● **Written request**: Of the lines below, count those containing the word "content". Reply with the number alone.

● **Extracted information**:

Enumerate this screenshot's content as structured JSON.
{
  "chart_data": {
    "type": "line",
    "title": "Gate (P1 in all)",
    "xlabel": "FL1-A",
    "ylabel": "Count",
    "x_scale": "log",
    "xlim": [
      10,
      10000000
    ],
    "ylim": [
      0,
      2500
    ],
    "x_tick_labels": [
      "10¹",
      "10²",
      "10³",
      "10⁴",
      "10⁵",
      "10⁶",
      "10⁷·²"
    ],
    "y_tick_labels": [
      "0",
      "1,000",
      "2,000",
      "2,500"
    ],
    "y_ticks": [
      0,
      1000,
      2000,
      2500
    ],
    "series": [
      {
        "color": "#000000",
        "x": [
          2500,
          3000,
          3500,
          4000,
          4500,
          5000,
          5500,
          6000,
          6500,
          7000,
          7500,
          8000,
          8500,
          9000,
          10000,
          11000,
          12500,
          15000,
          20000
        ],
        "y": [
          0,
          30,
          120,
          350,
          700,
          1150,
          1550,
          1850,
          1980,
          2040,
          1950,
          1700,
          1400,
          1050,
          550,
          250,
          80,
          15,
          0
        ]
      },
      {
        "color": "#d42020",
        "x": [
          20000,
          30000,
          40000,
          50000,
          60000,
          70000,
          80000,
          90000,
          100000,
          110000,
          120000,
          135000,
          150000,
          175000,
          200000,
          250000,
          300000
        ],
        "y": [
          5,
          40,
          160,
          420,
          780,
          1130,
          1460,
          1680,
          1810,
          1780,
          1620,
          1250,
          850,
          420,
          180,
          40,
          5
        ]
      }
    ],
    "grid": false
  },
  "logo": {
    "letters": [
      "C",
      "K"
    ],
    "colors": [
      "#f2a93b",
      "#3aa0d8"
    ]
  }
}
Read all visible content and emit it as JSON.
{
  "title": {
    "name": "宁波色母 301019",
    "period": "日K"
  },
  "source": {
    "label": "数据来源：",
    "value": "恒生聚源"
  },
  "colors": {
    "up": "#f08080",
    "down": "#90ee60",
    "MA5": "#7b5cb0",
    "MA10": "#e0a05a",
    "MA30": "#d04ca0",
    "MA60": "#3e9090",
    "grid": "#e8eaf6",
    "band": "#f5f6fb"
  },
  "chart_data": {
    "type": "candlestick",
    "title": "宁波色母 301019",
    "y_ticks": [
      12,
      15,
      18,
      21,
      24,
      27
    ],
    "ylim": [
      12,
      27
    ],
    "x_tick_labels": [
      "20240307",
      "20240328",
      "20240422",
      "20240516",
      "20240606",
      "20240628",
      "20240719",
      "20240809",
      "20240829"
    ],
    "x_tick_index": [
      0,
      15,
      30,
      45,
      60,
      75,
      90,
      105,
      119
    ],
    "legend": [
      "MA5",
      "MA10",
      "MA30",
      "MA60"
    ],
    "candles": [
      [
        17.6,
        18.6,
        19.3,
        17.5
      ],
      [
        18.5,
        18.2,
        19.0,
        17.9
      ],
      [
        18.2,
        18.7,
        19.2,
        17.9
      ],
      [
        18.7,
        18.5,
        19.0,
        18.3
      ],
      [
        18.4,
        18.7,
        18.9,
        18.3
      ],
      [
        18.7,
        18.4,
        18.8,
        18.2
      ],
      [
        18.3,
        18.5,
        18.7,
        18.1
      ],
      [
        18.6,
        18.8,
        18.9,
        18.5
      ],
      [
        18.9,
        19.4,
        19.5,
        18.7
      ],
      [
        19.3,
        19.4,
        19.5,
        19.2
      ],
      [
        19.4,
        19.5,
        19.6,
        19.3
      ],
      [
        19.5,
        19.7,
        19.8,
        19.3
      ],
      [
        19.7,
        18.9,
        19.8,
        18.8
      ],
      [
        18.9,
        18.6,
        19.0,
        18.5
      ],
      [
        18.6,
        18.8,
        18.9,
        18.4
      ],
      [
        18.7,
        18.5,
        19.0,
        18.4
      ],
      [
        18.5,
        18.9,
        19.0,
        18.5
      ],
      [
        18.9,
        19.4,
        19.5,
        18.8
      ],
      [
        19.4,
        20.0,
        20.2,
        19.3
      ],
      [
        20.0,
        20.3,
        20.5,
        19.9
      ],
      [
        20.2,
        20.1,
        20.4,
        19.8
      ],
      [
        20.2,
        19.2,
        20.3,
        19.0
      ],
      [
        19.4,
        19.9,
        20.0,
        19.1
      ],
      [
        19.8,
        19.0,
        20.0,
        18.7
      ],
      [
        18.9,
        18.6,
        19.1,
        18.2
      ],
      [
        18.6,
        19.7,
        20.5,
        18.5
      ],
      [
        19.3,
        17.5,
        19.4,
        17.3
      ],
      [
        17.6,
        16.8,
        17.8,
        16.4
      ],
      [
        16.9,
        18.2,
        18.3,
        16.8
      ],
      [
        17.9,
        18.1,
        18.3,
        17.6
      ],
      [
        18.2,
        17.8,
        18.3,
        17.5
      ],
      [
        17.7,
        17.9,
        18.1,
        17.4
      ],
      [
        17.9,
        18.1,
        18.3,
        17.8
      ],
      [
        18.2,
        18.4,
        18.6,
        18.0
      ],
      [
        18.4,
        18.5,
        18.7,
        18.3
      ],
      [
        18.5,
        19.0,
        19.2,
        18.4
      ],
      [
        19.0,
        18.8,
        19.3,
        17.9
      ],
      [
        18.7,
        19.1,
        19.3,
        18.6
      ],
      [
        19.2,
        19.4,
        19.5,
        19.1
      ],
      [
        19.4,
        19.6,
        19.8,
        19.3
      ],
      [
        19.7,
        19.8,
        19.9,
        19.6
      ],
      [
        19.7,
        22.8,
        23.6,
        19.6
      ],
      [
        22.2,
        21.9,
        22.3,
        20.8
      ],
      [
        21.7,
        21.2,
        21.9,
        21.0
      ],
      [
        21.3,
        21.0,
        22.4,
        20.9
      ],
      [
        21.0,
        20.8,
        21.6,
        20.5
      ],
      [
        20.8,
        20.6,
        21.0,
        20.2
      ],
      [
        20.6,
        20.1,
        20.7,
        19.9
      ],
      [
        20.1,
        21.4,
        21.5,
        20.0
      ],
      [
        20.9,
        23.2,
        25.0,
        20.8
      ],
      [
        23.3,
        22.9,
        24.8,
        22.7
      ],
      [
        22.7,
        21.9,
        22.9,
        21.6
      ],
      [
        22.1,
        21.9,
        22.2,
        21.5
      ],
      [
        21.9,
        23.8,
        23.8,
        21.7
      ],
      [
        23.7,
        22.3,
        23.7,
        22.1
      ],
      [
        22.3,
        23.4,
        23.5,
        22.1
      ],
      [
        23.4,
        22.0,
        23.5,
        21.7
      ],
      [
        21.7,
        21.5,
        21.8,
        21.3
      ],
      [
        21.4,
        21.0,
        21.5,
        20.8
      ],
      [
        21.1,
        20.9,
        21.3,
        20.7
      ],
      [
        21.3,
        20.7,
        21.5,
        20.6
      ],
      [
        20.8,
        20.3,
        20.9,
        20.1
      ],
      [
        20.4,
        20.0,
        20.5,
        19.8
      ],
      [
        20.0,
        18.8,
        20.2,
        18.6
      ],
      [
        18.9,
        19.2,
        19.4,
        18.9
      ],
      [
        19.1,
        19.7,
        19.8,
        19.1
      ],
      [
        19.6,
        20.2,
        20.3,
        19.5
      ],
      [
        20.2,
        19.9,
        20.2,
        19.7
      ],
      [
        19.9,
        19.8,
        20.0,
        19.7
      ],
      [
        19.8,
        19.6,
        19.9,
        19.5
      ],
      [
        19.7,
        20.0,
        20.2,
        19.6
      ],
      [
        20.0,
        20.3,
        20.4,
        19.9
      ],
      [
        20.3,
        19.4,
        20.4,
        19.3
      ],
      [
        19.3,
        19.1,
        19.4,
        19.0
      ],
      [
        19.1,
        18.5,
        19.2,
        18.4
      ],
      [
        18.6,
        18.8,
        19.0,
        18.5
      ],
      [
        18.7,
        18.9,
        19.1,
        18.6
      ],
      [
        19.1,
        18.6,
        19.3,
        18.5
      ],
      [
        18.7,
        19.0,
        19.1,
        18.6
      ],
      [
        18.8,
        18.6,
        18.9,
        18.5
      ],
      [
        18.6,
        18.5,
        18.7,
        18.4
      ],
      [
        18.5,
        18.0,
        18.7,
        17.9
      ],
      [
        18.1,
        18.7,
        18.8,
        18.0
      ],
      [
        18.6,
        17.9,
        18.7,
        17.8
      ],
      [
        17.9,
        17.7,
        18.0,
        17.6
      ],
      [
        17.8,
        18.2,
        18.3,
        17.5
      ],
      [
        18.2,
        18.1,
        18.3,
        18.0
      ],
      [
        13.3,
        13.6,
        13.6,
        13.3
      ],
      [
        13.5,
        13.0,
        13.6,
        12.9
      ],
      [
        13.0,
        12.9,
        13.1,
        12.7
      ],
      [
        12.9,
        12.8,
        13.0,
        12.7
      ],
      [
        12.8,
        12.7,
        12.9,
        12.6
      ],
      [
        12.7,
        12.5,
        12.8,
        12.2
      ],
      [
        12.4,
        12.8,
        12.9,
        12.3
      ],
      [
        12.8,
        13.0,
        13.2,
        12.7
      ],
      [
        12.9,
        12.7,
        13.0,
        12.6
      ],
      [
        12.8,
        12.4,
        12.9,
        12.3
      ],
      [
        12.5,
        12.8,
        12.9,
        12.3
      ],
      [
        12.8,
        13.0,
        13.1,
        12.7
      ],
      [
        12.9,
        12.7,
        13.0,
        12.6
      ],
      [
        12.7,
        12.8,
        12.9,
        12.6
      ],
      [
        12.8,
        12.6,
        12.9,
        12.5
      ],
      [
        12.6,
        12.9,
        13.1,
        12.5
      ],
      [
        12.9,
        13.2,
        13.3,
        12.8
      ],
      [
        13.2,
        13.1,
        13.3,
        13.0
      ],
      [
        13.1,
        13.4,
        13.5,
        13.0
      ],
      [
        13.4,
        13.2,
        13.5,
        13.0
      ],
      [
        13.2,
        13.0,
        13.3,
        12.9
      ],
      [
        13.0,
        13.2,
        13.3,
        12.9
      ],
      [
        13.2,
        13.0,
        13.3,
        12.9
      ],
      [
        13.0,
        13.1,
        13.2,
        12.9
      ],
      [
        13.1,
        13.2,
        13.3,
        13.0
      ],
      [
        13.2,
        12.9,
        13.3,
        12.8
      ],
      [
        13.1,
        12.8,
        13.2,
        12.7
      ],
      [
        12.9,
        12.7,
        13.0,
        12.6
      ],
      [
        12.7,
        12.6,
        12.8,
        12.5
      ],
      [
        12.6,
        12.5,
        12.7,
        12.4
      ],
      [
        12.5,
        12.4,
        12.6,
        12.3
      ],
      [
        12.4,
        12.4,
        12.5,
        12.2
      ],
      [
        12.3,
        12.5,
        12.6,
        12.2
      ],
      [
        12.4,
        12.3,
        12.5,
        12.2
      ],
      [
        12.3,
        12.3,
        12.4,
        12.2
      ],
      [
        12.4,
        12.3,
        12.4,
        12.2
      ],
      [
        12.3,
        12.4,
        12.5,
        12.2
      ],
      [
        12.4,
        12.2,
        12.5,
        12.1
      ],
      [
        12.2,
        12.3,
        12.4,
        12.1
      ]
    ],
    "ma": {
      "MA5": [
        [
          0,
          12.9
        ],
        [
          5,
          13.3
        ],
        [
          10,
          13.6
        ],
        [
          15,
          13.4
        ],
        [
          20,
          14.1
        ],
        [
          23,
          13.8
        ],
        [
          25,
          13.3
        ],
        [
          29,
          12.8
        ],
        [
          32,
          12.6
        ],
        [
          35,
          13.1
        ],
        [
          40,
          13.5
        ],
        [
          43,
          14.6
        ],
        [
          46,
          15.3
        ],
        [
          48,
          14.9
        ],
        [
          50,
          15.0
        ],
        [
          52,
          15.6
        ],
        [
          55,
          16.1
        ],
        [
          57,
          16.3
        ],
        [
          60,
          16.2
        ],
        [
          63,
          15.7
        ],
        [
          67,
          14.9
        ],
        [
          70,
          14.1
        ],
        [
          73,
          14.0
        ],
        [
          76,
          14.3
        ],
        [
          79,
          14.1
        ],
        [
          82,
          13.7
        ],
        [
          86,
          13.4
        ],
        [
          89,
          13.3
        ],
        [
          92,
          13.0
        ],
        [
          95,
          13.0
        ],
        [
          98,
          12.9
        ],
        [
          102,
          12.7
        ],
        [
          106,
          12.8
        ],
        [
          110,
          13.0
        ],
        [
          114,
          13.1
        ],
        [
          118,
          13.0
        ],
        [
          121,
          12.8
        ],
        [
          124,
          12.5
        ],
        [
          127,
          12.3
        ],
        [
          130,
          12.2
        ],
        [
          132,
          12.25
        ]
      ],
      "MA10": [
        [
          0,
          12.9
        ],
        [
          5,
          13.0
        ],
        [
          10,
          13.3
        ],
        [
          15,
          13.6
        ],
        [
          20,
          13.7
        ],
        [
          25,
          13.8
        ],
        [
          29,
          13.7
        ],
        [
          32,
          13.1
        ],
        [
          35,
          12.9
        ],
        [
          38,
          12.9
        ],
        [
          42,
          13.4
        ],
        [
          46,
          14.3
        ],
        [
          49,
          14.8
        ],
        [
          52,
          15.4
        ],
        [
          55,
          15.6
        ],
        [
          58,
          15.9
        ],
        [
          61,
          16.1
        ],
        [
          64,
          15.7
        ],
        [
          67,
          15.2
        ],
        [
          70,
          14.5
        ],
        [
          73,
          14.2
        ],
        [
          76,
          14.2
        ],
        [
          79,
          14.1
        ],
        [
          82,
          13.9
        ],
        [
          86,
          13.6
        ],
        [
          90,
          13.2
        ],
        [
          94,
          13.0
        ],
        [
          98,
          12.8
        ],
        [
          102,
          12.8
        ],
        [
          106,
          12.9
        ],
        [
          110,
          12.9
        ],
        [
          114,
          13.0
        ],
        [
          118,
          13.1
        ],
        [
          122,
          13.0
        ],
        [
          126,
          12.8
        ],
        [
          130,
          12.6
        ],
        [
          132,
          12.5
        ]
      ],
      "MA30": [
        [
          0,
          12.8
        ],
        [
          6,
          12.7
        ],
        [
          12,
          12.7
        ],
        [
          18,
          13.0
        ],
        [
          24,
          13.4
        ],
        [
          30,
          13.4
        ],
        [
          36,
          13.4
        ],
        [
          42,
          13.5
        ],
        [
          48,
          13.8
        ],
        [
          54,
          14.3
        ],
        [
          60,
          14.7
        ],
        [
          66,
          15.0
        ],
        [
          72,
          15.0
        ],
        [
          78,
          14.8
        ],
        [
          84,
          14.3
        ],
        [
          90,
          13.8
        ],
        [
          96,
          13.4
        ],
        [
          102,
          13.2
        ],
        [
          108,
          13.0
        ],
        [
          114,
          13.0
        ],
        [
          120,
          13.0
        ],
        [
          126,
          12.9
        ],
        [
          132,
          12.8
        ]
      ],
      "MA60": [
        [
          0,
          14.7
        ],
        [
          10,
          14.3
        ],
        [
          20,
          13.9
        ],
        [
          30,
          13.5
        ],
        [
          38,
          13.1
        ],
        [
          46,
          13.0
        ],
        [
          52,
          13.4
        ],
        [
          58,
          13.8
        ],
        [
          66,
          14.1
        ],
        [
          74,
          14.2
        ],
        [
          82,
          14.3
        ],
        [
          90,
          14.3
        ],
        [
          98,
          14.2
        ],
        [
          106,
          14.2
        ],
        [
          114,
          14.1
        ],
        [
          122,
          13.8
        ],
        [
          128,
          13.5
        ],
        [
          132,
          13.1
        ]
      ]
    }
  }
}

● **Problem solution**: 2